_To be done_
Find all lines in the listing that include the word "Weekly", then copy them.

Records about charts and figures:
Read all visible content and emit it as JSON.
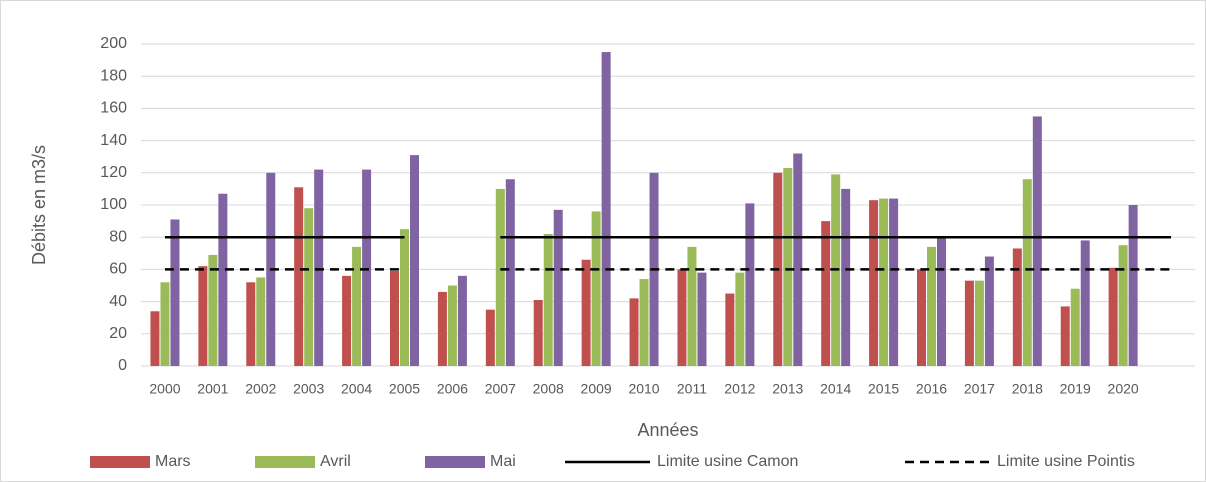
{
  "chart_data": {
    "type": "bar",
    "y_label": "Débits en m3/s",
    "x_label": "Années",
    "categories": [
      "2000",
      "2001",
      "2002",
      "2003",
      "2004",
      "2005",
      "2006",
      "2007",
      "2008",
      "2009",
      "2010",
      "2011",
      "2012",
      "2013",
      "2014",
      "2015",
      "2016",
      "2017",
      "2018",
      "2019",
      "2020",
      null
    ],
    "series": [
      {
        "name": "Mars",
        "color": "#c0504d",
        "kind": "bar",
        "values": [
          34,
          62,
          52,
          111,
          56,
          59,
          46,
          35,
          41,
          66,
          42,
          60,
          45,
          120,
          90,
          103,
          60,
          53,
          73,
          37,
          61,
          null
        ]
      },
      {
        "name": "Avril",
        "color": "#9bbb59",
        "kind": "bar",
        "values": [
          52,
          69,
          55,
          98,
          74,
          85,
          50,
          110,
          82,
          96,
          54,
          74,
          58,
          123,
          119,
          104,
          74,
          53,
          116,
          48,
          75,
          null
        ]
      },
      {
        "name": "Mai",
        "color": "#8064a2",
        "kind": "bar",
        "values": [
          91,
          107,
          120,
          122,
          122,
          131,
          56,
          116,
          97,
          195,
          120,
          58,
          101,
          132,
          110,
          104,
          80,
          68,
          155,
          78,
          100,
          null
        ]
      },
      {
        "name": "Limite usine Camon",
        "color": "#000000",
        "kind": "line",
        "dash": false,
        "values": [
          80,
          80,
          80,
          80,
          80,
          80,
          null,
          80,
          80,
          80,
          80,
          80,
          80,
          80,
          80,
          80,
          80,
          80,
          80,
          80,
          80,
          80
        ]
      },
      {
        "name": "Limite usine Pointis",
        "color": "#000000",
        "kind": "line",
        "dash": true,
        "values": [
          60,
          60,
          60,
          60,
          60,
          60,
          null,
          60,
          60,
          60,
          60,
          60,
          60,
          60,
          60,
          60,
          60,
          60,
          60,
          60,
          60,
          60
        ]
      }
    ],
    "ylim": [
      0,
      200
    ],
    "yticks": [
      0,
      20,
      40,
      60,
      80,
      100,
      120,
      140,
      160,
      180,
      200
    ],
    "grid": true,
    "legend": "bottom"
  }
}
...
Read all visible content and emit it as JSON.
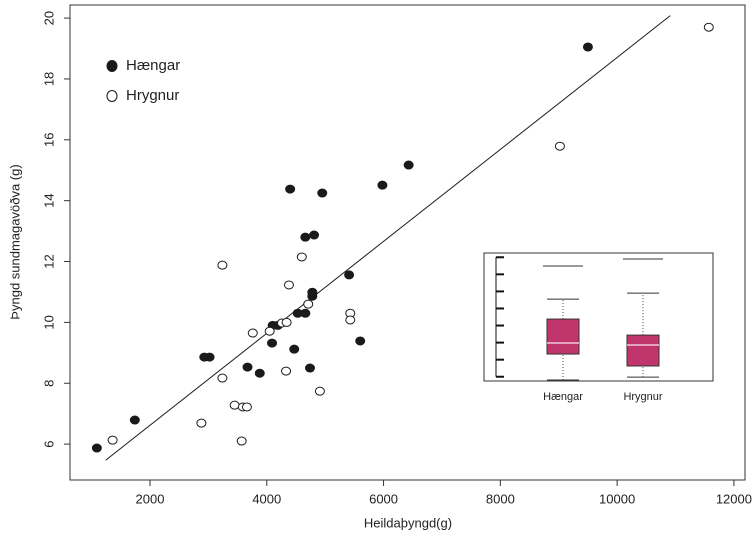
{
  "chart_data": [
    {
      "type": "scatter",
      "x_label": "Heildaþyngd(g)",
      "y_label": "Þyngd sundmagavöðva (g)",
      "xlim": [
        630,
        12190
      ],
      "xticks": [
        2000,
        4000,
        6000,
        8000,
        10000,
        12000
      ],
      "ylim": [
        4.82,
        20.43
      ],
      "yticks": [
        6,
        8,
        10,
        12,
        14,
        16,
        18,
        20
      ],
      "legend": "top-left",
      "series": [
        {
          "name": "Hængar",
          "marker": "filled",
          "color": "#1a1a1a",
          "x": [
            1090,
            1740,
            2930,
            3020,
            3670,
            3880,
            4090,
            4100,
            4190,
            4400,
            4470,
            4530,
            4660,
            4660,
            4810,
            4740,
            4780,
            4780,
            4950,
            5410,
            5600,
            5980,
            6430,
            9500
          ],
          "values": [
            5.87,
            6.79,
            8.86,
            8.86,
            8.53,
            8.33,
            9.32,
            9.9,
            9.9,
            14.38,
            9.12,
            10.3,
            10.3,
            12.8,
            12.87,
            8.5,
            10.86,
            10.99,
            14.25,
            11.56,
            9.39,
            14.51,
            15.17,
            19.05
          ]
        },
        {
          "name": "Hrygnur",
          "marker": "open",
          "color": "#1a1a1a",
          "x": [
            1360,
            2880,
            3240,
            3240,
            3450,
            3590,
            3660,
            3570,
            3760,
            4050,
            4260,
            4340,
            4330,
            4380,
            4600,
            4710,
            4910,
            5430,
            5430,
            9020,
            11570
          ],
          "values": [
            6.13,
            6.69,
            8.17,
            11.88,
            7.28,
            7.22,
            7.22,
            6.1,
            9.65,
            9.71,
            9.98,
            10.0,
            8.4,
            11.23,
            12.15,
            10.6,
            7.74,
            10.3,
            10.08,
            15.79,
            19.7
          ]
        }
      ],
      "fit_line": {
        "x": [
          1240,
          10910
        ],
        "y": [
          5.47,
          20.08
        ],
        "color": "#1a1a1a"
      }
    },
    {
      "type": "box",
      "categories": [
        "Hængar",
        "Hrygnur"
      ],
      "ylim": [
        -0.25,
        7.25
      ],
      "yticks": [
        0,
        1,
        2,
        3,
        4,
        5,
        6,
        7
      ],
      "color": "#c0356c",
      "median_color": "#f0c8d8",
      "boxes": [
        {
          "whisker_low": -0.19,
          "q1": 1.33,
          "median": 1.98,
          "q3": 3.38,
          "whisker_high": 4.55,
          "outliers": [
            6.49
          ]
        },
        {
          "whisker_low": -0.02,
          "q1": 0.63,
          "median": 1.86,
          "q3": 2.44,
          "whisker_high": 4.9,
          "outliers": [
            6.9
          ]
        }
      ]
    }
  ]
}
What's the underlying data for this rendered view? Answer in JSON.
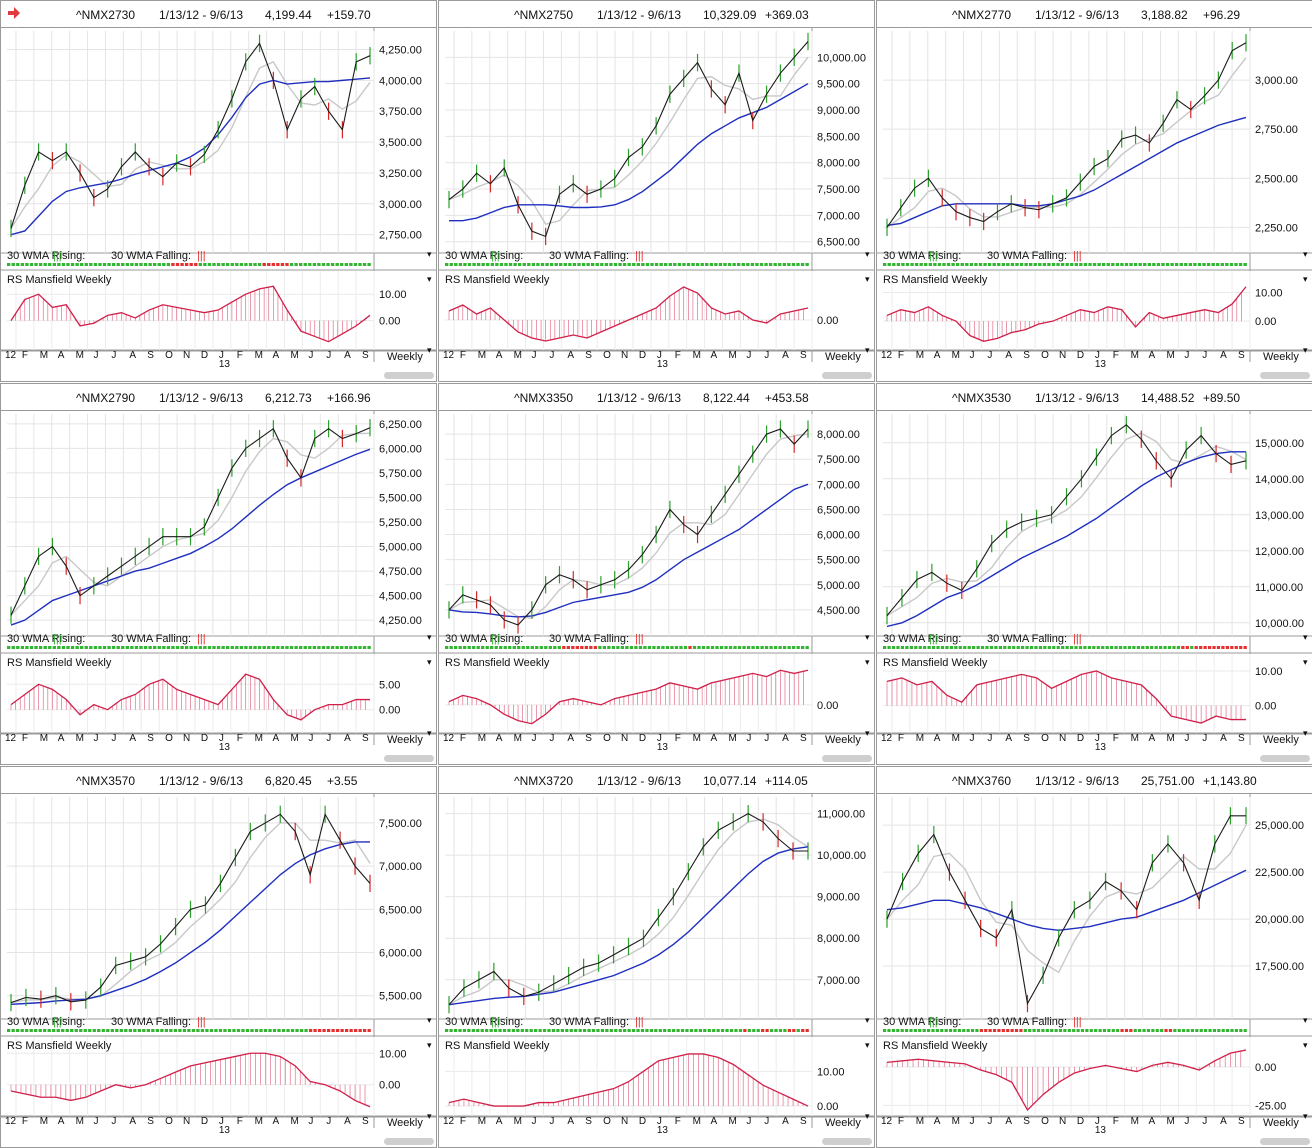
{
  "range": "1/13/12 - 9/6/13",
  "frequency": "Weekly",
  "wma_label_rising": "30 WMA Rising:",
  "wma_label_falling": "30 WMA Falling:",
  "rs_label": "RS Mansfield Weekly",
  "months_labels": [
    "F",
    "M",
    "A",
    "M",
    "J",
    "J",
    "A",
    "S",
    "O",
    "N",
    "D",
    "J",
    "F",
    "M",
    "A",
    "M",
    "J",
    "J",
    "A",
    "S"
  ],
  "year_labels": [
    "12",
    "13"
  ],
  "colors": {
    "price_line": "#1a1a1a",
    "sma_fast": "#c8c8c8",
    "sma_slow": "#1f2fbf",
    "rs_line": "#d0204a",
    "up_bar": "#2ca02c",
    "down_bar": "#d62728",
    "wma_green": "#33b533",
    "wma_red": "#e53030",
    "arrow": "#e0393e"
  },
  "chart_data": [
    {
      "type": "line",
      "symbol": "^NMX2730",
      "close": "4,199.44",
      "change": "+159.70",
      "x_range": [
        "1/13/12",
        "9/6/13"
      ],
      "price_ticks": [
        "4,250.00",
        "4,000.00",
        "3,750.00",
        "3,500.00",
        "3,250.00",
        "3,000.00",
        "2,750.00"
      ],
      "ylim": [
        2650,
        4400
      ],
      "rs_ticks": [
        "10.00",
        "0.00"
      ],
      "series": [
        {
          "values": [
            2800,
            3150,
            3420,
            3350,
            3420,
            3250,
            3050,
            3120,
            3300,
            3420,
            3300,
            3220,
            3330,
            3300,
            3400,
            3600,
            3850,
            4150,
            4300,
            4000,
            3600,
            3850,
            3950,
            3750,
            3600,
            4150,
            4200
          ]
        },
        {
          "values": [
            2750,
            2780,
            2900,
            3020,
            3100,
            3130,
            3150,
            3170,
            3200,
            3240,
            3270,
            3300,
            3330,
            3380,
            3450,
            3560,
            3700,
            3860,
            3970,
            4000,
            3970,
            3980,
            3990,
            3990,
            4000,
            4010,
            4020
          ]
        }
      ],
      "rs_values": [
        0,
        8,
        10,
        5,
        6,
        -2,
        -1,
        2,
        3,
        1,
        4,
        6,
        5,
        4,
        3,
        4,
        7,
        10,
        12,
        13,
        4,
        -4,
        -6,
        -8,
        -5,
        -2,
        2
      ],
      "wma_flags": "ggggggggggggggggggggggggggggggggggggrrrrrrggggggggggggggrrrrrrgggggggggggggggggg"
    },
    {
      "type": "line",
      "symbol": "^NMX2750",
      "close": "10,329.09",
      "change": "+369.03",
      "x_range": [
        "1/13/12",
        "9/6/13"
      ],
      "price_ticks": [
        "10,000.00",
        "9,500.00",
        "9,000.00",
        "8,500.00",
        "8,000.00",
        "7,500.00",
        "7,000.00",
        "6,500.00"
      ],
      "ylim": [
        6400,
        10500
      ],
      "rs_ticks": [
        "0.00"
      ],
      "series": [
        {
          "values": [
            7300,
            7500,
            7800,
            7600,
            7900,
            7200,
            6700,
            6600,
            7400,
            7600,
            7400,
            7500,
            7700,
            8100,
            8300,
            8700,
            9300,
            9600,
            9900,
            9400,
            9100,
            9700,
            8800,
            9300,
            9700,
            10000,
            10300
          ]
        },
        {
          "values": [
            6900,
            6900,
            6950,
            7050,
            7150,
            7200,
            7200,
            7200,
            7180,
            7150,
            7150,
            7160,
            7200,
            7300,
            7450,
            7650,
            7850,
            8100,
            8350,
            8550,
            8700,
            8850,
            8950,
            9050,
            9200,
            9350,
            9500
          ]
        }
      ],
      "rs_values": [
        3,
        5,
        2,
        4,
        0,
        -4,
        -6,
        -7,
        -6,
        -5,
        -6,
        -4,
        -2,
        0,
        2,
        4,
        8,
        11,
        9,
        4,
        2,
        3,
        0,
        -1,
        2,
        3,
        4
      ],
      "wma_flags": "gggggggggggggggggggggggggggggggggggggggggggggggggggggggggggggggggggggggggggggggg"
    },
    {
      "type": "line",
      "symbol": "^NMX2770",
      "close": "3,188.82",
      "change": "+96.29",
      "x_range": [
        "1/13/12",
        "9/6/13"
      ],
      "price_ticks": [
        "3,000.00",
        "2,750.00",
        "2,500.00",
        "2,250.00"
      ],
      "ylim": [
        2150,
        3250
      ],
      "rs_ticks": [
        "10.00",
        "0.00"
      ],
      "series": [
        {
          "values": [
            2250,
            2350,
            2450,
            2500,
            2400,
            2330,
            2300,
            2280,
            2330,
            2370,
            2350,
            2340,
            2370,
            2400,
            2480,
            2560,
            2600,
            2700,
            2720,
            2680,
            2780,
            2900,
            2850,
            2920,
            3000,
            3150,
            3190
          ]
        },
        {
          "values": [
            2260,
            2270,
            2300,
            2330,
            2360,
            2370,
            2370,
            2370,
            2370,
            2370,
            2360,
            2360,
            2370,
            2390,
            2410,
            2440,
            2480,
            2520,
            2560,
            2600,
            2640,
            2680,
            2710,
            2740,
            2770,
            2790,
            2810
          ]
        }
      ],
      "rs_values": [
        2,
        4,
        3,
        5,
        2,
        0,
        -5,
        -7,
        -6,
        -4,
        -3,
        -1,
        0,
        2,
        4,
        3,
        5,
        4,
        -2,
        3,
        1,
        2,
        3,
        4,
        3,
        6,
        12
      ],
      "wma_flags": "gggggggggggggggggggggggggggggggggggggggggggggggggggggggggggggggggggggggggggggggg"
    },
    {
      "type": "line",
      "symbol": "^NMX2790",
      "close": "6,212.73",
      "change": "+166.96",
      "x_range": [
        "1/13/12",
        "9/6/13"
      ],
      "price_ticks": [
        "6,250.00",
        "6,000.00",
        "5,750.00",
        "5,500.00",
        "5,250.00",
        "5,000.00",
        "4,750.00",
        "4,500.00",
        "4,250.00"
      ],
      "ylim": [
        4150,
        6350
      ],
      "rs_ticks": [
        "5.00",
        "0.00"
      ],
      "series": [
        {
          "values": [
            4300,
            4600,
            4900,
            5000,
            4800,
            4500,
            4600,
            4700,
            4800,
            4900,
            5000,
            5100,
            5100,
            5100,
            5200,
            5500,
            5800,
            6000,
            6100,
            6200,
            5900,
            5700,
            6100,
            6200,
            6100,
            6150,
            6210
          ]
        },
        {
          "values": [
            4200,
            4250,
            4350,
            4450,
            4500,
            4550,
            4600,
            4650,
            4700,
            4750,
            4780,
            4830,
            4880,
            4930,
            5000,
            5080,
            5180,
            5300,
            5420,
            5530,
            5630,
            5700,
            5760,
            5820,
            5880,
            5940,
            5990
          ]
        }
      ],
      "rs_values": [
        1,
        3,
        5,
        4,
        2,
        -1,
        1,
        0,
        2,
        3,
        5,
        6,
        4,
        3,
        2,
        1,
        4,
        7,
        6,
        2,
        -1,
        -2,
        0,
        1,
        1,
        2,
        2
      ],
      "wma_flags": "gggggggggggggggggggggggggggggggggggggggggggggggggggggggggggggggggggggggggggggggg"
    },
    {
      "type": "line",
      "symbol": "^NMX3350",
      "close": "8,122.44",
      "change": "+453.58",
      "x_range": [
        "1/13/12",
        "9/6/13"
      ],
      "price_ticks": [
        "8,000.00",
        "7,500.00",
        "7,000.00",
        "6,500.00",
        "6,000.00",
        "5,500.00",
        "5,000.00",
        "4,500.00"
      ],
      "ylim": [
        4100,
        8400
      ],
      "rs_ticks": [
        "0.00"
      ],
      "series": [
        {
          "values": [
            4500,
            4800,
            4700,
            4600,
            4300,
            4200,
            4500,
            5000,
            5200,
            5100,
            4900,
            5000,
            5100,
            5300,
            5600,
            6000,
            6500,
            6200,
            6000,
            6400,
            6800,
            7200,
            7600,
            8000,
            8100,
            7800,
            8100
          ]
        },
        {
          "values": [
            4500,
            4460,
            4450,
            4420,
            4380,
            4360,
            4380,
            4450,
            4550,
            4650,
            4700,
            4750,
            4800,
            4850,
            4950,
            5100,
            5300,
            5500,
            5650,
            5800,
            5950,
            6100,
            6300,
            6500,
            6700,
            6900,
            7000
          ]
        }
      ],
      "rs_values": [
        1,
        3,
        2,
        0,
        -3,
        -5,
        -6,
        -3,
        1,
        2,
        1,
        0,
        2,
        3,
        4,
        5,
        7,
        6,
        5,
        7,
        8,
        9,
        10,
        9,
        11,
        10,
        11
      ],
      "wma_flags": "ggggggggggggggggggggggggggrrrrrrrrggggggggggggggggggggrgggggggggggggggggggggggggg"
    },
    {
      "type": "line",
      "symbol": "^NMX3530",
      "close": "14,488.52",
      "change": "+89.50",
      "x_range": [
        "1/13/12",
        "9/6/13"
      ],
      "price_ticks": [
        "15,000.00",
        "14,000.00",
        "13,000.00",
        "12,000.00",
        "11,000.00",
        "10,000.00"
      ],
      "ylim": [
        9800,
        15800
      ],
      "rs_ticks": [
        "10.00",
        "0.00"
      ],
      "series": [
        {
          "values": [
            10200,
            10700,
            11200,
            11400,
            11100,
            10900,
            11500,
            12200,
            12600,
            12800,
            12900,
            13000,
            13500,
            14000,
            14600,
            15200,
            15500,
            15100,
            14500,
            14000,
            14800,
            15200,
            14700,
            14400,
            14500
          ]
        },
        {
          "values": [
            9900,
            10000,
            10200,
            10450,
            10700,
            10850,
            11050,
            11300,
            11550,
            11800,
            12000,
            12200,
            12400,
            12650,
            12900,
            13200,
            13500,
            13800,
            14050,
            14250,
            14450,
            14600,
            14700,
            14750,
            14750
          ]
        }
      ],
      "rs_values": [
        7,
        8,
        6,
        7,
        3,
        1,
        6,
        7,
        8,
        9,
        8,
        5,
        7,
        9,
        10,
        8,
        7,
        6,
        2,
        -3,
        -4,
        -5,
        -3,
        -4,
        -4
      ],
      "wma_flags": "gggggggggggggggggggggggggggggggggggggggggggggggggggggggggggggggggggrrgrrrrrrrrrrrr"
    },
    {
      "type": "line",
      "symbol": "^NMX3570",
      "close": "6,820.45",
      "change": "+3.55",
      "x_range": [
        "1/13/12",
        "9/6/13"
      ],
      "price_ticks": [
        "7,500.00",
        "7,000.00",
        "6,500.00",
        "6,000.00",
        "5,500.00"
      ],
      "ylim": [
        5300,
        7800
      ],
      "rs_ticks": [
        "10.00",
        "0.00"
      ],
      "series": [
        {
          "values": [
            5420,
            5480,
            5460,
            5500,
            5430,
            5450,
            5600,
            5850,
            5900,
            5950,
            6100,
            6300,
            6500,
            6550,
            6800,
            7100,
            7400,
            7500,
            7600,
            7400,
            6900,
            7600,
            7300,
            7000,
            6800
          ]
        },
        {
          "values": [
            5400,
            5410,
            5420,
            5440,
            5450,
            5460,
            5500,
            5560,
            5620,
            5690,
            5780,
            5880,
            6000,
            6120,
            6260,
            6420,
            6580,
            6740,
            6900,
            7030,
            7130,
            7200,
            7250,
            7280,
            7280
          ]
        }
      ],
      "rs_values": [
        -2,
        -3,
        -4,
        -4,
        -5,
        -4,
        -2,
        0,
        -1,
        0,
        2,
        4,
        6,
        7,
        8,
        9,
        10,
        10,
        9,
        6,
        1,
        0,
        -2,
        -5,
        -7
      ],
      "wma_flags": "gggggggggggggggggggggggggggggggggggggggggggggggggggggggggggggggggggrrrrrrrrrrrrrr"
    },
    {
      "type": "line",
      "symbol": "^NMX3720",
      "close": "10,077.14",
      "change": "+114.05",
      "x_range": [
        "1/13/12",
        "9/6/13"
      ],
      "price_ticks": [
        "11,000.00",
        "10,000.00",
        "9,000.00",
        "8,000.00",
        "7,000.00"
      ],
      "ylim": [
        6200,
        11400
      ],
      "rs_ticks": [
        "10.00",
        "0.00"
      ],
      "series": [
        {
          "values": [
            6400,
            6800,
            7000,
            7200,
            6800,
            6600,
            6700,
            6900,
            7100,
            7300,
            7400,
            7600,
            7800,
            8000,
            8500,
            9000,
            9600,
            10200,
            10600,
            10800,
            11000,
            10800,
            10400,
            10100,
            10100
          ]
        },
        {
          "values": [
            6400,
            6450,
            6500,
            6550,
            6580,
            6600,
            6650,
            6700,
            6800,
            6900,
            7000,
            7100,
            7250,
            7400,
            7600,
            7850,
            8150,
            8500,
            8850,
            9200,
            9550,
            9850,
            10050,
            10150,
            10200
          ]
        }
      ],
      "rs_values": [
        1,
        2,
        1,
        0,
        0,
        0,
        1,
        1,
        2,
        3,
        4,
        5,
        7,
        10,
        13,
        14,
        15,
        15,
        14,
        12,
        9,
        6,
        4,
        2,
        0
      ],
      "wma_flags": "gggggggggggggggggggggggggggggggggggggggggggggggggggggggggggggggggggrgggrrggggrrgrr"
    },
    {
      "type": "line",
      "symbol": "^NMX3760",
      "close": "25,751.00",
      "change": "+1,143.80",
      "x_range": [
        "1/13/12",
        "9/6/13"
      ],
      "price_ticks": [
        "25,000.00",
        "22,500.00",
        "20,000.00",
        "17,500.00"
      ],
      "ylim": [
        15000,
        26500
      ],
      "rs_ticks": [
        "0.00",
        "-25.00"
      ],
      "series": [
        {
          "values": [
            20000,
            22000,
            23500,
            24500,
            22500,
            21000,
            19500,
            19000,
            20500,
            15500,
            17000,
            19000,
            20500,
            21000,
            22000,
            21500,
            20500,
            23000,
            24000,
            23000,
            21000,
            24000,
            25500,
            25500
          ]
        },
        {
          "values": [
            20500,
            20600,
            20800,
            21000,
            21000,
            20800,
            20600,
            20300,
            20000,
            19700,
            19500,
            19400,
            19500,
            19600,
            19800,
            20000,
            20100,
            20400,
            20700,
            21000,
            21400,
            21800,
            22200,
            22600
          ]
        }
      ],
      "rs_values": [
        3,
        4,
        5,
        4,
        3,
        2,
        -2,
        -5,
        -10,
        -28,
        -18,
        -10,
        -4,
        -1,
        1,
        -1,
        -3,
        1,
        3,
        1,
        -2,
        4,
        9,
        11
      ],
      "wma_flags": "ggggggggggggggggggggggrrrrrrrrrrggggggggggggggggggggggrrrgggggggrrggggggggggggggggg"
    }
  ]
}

_Task answer_
  "frequency": "Weekly",
  "rs_label": "RS Mansfield Weekly",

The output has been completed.